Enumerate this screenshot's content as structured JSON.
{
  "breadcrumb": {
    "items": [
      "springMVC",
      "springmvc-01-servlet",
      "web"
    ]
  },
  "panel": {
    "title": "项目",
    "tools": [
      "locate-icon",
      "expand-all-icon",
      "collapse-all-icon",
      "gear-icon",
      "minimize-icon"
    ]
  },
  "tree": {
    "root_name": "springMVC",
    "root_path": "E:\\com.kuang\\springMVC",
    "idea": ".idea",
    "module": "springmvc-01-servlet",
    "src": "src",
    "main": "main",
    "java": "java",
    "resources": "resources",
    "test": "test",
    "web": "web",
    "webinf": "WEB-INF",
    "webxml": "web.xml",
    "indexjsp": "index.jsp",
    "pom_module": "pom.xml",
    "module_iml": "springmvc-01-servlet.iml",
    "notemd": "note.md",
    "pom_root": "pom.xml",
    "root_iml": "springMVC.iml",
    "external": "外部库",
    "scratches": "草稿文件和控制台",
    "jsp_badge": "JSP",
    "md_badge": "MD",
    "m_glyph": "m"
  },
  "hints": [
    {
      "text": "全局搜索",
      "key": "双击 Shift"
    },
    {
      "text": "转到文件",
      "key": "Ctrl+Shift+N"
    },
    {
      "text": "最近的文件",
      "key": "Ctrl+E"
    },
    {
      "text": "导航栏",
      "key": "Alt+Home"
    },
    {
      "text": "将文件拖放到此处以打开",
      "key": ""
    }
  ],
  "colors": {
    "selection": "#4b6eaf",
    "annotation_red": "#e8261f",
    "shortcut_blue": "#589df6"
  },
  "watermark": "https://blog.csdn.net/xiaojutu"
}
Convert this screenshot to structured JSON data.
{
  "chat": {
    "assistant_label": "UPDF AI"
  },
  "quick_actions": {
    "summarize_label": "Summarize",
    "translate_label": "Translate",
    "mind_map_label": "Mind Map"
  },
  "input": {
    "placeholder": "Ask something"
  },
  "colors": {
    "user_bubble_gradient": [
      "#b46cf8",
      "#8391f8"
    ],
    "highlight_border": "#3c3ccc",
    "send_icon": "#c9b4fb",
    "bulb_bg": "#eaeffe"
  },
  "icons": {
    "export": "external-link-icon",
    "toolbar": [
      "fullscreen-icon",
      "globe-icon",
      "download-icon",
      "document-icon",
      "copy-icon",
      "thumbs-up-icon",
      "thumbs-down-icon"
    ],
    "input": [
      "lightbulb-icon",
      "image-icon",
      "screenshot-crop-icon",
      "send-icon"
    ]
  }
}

+-------+

- **Given problem**
Filter the records above for lines containing the word "this", and copy those lines.

- **Written solution**
Enumerate this screenshot's content as structured JSON.
Convert this screenshot to structured JSON data.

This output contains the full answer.